• _INFORMATION SUPPLIED_
☆ ☆ ☆ ☆ ☆

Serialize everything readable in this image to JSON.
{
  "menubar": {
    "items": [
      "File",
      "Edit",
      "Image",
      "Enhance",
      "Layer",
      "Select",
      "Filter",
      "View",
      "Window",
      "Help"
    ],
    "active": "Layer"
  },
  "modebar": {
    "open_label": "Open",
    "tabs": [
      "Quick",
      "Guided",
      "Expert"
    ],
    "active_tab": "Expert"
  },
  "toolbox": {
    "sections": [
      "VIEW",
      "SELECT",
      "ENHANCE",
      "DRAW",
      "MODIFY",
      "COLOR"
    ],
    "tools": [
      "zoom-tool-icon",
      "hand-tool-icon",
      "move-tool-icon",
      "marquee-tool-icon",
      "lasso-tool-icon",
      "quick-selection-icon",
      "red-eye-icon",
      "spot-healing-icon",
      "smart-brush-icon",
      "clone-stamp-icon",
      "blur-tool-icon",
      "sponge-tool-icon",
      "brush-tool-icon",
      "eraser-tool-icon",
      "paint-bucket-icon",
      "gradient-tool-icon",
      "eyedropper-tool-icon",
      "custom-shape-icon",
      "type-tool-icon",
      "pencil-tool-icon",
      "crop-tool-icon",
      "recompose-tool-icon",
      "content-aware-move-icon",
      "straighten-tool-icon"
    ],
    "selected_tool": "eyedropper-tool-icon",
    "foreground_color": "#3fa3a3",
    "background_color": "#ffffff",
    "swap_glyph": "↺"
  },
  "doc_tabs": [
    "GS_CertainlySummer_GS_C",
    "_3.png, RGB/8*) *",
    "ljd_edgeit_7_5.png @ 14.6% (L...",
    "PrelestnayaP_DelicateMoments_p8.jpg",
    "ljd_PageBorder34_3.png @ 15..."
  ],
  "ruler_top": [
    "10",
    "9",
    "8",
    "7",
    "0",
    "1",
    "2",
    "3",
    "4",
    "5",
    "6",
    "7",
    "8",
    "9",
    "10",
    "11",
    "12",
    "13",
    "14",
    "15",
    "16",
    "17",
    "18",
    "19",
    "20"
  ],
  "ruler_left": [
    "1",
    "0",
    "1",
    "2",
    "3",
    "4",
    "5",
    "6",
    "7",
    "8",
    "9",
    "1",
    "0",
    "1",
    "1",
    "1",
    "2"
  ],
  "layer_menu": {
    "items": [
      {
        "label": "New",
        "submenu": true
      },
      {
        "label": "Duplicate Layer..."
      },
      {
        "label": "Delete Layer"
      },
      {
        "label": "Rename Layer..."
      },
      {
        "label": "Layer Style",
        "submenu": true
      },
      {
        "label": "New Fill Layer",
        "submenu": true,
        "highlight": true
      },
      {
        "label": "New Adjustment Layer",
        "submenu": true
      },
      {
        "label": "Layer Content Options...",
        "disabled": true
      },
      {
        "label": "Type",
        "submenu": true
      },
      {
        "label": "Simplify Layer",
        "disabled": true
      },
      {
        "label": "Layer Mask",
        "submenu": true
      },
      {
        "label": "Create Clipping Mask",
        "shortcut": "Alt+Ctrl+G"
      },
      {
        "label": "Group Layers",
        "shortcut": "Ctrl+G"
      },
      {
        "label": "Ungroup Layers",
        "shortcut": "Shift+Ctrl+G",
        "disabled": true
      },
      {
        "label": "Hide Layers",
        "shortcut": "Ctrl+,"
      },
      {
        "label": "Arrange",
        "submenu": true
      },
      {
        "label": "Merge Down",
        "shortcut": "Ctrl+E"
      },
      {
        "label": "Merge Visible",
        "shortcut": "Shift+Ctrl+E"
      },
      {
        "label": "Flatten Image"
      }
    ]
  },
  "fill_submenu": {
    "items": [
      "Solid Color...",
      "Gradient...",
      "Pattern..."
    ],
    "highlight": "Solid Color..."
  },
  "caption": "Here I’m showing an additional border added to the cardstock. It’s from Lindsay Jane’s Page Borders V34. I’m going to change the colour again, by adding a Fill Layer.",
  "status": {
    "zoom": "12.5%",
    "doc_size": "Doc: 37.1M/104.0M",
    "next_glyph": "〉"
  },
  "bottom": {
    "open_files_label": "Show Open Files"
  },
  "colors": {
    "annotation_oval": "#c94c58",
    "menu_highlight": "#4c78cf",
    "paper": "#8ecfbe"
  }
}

☆ ☆ ☆ ☆ ☆

• _YOUR TASK_
Locate the lines above that hold the word "shortcut". Show every one of them.

• _FULL SOLUTION_
        "shortcut": "Alt+Ctrl+G"
        "shortcut": "Ctrl+G"
        "shortcut": "Shift+Ctrl+G",
        "shortcut": "Ctrl+,"
        "shortcut": "Ctrl+E"
        "shortcut": "Shift+Ctrl+E"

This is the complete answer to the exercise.